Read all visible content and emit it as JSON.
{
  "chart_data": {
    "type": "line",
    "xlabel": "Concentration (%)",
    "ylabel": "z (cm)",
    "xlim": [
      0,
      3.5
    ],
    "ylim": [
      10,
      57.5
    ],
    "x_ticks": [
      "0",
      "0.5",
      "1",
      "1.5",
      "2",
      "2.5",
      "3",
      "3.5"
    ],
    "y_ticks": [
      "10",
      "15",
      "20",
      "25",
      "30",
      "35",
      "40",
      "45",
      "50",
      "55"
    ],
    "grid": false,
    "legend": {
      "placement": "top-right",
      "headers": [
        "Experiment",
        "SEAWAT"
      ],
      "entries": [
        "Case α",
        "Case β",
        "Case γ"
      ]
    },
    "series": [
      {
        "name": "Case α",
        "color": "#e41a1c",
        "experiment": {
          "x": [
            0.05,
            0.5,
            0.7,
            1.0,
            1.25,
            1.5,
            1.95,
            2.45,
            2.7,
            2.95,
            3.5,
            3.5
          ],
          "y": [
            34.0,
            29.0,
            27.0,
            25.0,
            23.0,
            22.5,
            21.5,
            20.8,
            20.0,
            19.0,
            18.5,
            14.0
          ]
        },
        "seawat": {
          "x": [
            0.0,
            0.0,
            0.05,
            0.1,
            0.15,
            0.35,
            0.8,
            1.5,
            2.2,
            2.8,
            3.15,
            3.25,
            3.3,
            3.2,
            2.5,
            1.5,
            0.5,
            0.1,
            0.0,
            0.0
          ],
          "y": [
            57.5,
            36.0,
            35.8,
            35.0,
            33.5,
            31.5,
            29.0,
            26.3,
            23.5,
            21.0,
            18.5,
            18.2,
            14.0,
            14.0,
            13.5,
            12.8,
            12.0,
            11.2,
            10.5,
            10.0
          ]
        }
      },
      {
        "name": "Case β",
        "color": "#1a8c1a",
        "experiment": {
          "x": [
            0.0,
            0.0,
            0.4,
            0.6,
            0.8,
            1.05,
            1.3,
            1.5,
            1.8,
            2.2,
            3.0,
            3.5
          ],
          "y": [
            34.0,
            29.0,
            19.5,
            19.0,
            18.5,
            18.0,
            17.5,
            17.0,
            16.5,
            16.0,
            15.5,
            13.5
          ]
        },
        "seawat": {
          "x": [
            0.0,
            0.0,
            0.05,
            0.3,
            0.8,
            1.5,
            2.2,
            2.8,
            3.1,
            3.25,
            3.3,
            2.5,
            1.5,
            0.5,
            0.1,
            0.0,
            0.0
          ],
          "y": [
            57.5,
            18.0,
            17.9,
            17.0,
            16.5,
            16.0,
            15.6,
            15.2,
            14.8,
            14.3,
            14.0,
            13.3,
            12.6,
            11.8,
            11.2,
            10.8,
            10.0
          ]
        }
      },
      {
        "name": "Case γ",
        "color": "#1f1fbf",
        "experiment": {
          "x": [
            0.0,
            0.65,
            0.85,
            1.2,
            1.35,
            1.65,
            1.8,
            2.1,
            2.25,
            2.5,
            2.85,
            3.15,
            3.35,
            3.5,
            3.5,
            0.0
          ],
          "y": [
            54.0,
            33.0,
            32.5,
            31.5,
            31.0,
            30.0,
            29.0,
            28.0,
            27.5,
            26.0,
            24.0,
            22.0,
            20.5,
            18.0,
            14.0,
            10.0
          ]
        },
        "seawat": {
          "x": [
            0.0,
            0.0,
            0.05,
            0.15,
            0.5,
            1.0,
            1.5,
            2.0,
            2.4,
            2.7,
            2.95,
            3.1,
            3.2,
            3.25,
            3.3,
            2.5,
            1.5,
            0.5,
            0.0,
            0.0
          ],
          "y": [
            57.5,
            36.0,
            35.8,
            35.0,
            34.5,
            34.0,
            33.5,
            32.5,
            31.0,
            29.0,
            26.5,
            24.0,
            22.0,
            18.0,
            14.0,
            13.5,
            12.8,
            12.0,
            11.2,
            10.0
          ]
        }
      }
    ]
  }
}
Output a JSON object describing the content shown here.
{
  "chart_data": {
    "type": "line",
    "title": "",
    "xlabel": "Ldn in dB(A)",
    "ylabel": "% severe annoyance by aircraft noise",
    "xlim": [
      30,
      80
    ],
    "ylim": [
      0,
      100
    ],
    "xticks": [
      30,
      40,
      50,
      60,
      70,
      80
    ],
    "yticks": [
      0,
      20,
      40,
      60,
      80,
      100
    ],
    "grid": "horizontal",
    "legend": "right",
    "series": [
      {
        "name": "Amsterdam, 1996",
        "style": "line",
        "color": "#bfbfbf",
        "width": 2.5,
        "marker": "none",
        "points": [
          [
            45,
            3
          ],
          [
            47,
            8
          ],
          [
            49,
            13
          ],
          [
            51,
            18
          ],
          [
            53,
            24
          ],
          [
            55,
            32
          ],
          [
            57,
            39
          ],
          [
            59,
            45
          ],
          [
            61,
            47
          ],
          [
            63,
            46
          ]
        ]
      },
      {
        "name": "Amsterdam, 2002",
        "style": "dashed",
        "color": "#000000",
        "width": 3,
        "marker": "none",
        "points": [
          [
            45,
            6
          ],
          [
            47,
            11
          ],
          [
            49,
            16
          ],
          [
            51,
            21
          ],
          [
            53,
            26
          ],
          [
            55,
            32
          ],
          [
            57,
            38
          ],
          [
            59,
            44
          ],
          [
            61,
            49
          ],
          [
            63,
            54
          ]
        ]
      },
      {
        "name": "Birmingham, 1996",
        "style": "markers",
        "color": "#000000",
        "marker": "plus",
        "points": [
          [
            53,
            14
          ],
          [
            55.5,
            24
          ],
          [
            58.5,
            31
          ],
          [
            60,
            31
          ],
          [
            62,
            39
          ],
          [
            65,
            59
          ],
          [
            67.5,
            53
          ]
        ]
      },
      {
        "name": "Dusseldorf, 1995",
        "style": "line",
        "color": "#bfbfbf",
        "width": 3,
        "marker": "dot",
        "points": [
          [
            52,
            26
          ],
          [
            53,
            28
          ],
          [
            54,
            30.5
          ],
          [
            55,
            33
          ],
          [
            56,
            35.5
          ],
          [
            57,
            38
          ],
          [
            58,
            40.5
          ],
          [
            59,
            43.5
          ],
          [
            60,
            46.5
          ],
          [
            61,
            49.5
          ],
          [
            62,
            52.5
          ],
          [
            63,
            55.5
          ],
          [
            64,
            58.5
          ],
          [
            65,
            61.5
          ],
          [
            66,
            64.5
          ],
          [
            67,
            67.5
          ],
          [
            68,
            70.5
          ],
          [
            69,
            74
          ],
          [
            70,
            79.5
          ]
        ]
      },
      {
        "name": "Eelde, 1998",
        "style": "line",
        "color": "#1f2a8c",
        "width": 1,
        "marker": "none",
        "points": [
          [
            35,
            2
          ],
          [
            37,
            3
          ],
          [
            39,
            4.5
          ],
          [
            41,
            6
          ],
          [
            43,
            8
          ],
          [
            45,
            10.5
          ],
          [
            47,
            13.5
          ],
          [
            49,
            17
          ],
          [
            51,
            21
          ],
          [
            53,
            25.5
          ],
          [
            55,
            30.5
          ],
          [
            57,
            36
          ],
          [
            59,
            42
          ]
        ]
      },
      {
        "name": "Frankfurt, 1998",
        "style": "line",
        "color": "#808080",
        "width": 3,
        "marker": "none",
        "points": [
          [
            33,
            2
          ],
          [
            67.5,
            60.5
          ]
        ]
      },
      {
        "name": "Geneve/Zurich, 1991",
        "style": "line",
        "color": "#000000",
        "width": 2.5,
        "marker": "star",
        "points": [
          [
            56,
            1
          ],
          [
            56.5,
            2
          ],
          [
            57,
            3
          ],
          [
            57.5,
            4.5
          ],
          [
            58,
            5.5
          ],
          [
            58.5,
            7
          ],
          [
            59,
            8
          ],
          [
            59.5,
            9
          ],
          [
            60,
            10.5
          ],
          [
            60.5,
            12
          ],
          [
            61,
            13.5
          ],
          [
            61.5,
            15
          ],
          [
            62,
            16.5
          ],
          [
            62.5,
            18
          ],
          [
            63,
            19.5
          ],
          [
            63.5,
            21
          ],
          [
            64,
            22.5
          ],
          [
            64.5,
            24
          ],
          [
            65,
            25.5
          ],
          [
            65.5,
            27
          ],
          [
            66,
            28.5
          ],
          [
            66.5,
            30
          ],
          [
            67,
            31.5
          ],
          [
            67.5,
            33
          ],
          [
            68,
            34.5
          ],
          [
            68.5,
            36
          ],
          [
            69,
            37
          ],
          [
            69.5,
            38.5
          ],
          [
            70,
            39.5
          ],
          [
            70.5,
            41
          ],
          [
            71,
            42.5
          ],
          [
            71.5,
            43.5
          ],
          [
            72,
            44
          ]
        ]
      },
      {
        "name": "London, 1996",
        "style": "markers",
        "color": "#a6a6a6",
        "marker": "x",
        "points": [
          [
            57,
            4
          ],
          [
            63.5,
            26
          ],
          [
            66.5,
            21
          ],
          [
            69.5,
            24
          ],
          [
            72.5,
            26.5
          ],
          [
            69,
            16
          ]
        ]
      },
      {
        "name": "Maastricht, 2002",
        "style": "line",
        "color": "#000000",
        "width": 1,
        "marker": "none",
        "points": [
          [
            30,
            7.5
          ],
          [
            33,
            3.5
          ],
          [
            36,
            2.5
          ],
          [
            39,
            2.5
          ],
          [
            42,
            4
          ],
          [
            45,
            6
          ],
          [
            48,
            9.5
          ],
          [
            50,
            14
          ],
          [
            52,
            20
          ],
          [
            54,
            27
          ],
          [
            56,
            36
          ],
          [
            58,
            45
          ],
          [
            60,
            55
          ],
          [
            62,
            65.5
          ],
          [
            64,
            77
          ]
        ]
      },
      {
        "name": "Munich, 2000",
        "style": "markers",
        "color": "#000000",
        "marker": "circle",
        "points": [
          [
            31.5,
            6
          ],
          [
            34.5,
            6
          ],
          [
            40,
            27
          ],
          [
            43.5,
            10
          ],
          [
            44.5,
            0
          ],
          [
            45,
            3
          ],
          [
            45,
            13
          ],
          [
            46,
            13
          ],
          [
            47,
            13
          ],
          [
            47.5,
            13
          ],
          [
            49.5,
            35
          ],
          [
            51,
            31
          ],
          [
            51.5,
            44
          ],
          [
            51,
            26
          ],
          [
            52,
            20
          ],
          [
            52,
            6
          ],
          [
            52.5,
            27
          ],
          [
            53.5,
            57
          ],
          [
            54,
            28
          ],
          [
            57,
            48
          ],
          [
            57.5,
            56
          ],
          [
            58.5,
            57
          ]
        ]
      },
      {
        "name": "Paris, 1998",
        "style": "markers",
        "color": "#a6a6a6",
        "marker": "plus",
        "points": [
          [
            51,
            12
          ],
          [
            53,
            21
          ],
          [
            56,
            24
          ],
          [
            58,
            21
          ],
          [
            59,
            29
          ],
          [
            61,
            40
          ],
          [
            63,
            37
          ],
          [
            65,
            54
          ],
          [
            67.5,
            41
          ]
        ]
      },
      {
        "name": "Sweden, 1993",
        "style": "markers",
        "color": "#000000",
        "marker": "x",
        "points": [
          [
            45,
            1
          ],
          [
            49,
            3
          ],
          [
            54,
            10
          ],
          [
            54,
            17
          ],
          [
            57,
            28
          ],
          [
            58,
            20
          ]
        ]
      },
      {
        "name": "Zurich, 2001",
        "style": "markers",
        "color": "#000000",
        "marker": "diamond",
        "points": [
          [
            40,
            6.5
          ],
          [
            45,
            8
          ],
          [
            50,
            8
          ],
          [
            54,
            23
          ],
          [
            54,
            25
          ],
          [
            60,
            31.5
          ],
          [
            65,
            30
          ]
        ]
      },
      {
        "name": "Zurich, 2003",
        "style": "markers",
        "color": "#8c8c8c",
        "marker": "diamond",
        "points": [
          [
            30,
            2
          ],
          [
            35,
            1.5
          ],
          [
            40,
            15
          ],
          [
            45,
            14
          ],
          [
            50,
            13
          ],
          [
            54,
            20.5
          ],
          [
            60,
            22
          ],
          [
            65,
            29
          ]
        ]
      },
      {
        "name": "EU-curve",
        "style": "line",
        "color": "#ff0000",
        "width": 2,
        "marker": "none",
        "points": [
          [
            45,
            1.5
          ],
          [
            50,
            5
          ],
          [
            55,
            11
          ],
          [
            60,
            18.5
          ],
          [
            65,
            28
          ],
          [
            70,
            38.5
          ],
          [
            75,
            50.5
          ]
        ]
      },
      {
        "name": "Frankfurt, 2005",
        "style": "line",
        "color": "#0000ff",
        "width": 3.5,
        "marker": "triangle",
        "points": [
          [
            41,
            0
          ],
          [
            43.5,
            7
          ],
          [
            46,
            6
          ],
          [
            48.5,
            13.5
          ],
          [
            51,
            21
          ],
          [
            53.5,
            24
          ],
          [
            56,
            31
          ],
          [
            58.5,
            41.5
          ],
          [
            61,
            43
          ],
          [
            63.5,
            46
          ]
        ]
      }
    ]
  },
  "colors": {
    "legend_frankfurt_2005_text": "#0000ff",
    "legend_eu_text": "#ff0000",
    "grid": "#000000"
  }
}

____________________

What you need to do » Among the entries above, how many lines hold the word "ylabel"? Reply with only that number.

Completed task » 2